===== TRECHO =====

O povo romano é reintegrado aos seus direitos de soberania ao proclamar sua independência, apropriar-se do governo da antiga Roma, e constituir a República Romana. O general-em-chefe do exército francês na Itália declara, em nome da República Francesa, que reconhece a República Romana independente, e que a mesma está sob a proteção especial do exército francês. O general-em-chefe também reconhece, em nome da República Francesa, o governo provisório eleito pelo povo soberano. Toda autoridade temporal que emana do Papa é, consequentemente, suprimida, e não mais exerce qualquer função… A República Romana, reconhecida pela República Francesa, abrange todo o território que permaneceu sob a autoridade temporal do Papa, após o Tratado de Campo-Formio. (4)

A Declaração do Fim da antiga Autoridade Papal, emitida por Berthier, com o original em francês à esquerda e a transcrição em italiano à direita.

Vendo-se obrigado a abandonar Roma em 20 de fevereiro, Pio VI partiu para o exílio, morrendo um ano depois na cidade francesa de Valence, em 19 de março de 1799. Ao ser informado de sua morte, Napoleão escreveu: “Morre o papa. A velha máquina da Igreja desmorona-se por si mesma”. (5)

Consequências da queda do papado

A queda do poder temporal do papa causou imenso júbilo na França revolucionária. Na ocasião, o presidente do Diretório pronunciou, no conselho dos quinhentos, o seguinte discurso:

Este poder estava em contradição com as doutrinas fundamentais que pretendia reconhecer, aceitava o nome cristão para aviltá-lo, aniquilava ainda a religião que pregava, pretendia que seu reino não era deste mundo e, não obstante, queria arrogar-se o domínio universal. Há 14 séculos demandava a humanidade o aniquilamento de um poder oposto à sociedade e que havia coberto a Europa de fogueiras e a havia regado com sangue, que se havia assenhoreado das consciências, que havia queimado em Constança e para honrar ao céu aos desditosos João Huss e Jerônimo de Praga, e que havia disposto bárbaros sacrifícios nas Índias orientais e ocidentais. Quantos males, mortes e abominações não haviam causado a política papal principalmente em França! Quantas guerras civis não havia originado! Em virtude dos sentimentos que abrigavam ainda alguns franceses obcecados por consideração aos papas, havia-se tido considerações até então para com Roma. Porém, a medida das iniquidades estava já cheia. À petição dos cidadãos romanos entrou Berthier em Roma. Que rasgo na história universal, o que os cônsules romanos mandaram a um ministro a Paris para dar graças aos franceses pelo auxílio magnânimo que estes prestaram para libertar Roma. (6)

===== ITENS DO CONJUNTO =====

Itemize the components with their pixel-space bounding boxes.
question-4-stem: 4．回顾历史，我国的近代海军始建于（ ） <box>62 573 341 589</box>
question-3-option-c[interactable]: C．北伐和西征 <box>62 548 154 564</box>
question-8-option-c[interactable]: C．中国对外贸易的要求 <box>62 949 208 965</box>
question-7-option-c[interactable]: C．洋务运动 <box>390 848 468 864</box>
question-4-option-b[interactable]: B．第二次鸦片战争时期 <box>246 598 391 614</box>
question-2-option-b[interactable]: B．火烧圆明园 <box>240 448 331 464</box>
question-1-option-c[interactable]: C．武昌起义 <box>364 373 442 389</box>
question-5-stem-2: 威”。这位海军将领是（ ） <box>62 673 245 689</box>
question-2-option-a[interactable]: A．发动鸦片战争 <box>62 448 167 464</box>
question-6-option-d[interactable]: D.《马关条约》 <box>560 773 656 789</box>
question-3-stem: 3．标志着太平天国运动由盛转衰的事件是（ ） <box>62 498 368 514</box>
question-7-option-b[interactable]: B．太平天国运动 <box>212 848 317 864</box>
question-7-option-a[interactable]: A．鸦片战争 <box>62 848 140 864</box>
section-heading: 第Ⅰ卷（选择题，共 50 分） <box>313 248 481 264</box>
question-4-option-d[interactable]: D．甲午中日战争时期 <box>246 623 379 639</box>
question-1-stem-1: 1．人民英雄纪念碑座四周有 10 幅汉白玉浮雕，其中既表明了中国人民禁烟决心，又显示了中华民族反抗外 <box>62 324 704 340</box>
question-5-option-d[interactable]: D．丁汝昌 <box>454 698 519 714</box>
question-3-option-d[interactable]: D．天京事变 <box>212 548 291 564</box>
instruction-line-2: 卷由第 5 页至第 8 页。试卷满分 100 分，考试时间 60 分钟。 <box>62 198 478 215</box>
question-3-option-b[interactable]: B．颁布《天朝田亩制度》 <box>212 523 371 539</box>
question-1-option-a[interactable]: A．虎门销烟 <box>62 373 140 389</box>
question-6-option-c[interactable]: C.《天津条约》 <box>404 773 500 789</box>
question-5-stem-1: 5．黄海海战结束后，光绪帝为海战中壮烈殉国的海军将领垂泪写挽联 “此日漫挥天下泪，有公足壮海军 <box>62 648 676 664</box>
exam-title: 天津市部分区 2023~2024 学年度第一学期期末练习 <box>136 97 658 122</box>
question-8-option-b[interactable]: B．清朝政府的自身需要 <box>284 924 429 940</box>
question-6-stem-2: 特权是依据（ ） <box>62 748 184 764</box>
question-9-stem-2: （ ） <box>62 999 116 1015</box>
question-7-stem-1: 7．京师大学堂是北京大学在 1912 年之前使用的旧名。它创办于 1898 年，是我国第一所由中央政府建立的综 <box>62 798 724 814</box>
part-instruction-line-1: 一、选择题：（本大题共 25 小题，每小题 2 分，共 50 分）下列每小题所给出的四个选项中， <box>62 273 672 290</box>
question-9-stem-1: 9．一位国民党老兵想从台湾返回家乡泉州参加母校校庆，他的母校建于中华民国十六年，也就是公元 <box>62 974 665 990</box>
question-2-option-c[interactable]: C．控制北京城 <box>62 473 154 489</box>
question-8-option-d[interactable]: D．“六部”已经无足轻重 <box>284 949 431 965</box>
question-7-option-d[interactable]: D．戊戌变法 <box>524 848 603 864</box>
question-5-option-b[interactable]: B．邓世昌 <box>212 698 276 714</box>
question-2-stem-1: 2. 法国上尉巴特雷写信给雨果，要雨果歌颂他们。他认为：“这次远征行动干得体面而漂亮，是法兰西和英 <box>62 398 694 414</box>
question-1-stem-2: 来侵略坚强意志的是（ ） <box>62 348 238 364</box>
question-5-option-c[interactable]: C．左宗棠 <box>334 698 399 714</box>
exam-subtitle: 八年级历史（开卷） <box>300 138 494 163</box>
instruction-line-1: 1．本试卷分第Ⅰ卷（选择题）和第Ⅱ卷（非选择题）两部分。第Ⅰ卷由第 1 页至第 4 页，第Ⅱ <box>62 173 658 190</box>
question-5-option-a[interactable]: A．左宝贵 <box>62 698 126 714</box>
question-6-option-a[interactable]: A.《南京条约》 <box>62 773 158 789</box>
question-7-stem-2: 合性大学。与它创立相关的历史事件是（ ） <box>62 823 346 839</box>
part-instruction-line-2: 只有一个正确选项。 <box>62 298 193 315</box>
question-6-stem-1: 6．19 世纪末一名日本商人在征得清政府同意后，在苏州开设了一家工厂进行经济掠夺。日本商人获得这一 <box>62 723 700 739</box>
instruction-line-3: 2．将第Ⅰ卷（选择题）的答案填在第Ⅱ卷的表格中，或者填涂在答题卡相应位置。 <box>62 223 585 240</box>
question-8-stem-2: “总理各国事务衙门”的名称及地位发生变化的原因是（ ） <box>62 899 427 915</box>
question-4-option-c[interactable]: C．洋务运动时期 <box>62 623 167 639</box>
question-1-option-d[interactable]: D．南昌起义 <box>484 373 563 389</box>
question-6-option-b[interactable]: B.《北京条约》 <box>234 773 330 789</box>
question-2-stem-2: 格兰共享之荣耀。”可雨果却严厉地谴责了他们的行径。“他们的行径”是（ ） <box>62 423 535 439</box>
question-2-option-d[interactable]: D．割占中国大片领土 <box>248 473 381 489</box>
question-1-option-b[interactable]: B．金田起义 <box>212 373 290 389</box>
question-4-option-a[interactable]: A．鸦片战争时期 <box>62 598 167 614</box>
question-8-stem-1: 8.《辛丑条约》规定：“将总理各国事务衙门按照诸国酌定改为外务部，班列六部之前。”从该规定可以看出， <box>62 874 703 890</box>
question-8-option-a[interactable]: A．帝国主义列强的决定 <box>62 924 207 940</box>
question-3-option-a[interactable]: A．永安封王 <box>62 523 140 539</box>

=====

_TAREFAS:_
A: Transcreva do trecho a parte entre "O povo romano" e "de Campo-Formio. (4)", inclusive.
B: De acordo com o trecho, em que cidade e em que data morreu Pio VI?
Baseie-se somente no trecho.

_RESPOSTAS:_
A:
O povo romano é reintegrado aos seus direitos de soberania ao proclamar sua independência, apropriar-se do governo da antiga Roma, e constituir a República Romana. O general-em-chefe do exército francês na Itália declara, em nome da República Francesa, que reconhece a República Romana independente, e que a mesma está sob a proteção especial do exército francês. O general-em-chefe também reconhece, em nome da República Francesa, o governo provisório eleito pelo povo soberano. Toda autoridade temporal que emana do Papa é, consequentemente, suprimida, e não mais exerce qualquer função… A República Romana, reconhecida pela República Francesa, abrange todo o território que permaneceu sob a autoridade temporal do Papa, após o Tratado de Campo-Formio. (4)

B: Na cidade francesa de Valence, em 19 de março de 1799.